FRAGMENTO PARA LEER ::

▬▬▬▬▬▬▬▬▬▬


               ¿Dónde está el meollo de la cuestión? Se trata de un nudo con varias caras. Una cara es la del hombre moderno con espíritu científico que se ha preocupado por formarse bien; no le puedes decir a una persona inteligente y culta que los orígenes, tal como los relata la Biblia, hay que leerlos y aceptarlo sin rechistar ni plantear ningún tema de discusión… porque estás haciendo que esa persona recoja los bártulos y diga: «hasta aquí hemos llegado». Otra cara es la del historiador que quiere hacer un relato seguido y coherente de la historia; quiere desarrollar un discurso que tenga «cuerpo»; no se le puede decir que admita como «dato histórico» incuestionable narraciones que son muchas veces tradiciones locales hinchadas y desarrolladas. La cara del «geograficista» (¡toma neologismo o barbarismo!) preguntará al guía que le explica sesuda y profundamente un pasaje del evangelio : '¿pero fue aquí o no fue aquí?'. Está, por fin la cara del «filósofo rancio» que llevamos todos (unos más y otros menos), que mira la vida con socarronería, con gracejo escéptico, con distancia saludable; esta persona, a medio camino entre la higiene de mente y la incredulidad que dan los años, dice: «tomémoslo todo con moderación, sin demasiadas exageraciones ni estridencias».
               La Biblia hay que leerla intentando situarse en la misma onda en que fue escrita: una forma de ver la realidad con sabor oriental: las cosas no siempre son como las vemos; la verdad tiene muchos caminos para expresarse, no sólo el silogismo filosófico; Dios no se puede reducir a un teorema; los sentimientos humanos caben difícilmente en estereotipos de laboratorio; las experiencias que nacen del corazón humano y que lo fundamentan están hechas de amor mezclado con barro; de fuerza mezclada con ternura; de pasión mezclada con temor y temblor. El misterio del corazón humano y de su relación con Dios se escapa de las hipótesis y enunciados cientifistas e historicistas. El ser humano es historia narrada con pasión por tres protagonistas: el hombre, Dios, y la vida que se vive.

▬▬▬▬▬▬▬▬▬▬

Registros de una fuente de datos ::
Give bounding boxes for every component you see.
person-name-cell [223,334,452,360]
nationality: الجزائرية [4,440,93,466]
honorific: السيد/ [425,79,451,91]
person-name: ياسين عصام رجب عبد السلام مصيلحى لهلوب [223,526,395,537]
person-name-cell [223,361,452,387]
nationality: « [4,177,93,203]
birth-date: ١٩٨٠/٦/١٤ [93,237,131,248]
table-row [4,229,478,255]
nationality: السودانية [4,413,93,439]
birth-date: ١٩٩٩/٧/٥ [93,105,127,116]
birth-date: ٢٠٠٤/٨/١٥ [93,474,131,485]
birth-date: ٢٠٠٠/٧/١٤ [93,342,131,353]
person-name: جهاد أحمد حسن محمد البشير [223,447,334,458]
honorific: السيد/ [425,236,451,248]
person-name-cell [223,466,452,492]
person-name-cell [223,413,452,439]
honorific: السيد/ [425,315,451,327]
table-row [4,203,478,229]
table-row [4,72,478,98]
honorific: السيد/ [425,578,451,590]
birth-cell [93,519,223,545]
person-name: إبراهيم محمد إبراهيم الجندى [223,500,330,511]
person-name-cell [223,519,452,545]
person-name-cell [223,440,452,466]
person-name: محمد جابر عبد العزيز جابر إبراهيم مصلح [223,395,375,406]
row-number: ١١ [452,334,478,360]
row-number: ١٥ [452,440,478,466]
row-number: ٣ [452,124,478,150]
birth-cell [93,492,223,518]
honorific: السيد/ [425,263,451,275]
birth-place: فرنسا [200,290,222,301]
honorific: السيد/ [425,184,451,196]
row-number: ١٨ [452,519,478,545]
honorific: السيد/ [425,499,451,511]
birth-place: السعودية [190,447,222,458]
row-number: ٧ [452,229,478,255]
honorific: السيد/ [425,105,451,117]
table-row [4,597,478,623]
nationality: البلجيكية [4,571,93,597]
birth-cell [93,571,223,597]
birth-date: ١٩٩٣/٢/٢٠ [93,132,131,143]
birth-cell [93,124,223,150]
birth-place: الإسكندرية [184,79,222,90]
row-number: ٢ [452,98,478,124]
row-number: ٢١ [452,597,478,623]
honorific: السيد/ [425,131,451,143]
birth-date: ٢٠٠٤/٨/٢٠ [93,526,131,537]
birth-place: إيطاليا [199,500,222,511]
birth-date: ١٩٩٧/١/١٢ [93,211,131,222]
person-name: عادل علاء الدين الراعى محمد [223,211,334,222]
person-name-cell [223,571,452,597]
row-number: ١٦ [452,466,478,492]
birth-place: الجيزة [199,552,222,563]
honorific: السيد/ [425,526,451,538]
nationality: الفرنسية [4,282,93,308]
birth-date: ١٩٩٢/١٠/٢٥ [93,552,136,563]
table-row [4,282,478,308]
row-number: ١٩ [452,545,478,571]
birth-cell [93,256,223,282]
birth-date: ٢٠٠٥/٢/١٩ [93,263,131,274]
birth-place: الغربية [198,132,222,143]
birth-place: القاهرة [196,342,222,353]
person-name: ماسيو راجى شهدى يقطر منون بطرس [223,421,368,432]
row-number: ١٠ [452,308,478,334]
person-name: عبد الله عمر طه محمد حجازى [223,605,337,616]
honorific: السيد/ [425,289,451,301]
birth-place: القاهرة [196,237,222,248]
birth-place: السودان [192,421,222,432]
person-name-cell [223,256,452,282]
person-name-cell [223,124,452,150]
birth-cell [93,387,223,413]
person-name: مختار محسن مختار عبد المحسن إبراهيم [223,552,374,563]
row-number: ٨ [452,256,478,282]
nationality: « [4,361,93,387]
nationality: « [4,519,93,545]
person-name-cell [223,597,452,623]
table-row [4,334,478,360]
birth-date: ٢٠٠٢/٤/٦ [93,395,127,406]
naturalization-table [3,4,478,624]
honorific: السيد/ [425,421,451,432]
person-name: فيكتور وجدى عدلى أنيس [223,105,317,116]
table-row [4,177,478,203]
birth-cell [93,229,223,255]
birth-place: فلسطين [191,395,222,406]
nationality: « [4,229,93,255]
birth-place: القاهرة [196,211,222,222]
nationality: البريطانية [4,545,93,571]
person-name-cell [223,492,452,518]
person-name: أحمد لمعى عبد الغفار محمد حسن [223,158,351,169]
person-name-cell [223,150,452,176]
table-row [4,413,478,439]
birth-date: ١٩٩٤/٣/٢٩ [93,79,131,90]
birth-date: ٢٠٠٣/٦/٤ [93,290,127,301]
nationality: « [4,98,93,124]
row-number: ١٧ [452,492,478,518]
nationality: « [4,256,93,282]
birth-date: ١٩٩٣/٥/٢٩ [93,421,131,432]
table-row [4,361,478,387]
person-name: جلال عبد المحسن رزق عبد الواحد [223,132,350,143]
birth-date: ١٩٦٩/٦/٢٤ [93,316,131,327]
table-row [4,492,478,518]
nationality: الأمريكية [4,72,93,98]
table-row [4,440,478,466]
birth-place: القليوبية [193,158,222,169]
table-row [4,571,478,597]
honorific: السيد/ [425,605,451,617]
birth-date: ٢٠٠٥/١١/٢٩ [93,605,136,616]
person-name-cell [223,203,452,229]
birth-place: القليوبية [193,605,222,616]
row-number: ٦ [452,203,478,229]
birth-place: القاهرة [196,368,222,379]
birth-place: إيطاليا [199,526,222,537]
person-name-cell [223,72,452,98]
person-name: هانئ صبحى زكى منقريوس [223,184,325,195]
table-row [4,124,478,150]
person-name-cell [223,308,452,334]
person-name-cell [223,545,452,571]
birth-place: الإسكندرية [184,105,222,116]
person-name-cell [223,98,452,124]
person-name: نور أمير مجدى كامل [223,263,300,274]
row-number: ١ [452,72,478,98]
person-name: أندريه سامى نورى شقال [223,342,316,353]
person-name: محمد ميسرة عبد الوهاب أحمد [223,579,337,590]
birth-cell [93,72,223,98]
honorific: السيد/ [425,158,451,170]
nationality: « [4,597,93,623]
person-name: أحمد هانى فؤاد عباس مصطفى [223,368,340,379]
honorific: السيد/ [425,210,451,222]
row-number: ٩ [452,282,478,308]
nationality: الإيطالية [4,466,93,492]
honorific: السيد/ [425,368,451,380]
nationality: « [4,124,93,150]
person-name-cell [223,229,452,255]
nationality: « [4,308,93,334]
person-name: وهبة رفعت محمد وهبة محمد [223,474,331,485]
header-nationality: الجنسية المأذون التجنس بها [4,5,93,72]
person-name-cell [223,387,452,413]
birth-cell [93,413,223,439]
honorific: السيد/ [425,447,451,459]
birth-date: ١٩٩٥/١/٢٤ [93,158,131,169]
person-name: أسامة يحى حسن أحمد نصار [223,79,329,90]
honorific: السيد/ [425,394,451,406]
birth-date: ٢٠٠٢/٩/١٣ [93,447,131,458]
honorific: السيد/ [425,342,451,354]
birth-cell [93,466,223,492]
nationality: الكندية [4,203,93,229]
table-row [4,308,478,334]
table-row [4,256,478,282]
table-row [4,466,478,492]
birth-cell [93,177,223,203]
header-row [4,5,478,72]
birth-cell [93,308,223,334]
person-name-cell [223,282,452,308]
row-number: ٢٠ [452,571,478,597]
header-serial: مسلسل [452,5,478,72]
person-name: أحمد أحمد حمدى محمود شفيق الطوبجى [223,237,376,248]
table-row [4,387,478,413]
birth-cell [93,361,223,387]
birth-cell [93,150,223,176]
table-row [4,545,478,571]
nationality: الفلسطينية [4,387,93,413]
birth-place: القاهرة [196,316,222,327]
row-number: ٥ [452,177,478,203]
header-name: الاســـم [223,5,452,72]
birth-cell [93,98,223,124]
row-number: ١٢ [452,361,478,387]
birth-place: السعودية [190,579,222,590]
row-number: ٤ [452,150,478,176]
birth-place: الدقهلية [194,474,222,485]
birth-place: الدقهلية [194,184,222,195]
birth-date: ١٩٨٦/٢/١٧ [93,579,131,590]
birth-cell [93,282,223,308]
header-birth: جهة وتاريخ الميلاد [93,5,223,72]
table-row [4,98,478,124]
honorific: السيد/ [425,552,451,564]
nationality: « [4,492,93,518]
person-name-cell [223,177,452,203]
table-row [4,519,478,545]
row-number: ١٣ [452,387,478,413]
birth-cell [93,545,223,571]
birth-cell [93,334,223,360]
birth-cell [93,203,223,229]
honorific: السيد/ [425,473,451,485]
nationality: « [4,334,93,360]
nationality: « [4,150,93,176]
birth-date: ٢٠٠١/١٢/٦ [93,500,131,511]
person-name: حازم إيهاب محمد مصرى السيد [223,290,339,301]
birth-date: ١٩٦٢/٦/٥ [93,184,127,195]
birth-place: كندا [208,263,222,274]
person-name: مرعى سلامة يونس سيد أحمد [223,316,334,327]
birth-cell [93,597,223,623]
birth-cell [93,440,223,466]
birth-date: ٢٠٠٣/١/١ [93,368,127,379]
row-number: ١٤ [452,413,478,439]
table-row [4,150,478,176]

▬▬▬▬▬▬▬▬▬▬

TAREA 1 ::
Según el fragmento sobre la lectura de la Biblia, ¿por qué no se le puede decir a una persona inteligente y culta que acepte sin discusión los orígenes tal como los relata la Biblia? Responda en una a tres oraciones.
TAREA 2 ::
Indique si cada afirmación coincide con el fragmento sobre la lectura de la Biblia. Responda sí o no y cite las palabras del fragmento que lo deciden.
(a) Al historiador se le debe pedir que admita como dato histórico incuestionable las tradiciones locales.
(b) La verdad tiene muchos caminos para expresarse.
(c) El ser humano es historia narrada por dos protagonistas.
TAREA 3 ::
Copie, por favor, sin cambios el tramo del fragmento sobre la lectura de la Biblia que va desde «La Biblia hay» hasta «que se vive.».

ESPACIO DE RESPUESTA 1 ::
No se le puede decir eso porque así se hace que esa persona recoja los bártulos y diga: «hasta aquí hemos llegado».

ESPACIO DE RESPUESTA 2 ::
(a) No: «no se le puede decir que admita como «dato histórico» incuestionable narraciones que son muchas veces tradiciones locales hinchadas y desarrolladas».
(b) Sí: «la verdad tiene muchos caminos para expresarse, no sólo el silogismo filosófico».
(c) No: «El ser humano es historia narrada con pasión por tres protagonistas: el hombre, Dios, y la vida que se vive».

ESPACIO DE RESPUESTA 3 ::
La Biblia hay que leerla intentando situarse en la misma onda en que fue escrita: una forma de ver la realidad con sabor oriental: las cosas no siempre son como las vemos; la verdad tiene muchos caminos para expresarse, no sólo el silogismo filosófico; Dios no se puede reducir a un teorema; los sentimientos humanos caben difícilmente en estereotipos de laboratorio; las experiencias que nacen del corazón humano y que lo fundamentan están hechas de amor mezclado con barro; de fuerza mezclada con ternura; de pasión mezclada con temor y temblor. El misterio del corazón humano y de su relación con Dios se escapa de las hipótesis y enunciados cientifistas e historicistas. El ser humano es historia narrada con pasión por tres protagonistas: el hombre, Dios, y la vida que se vive.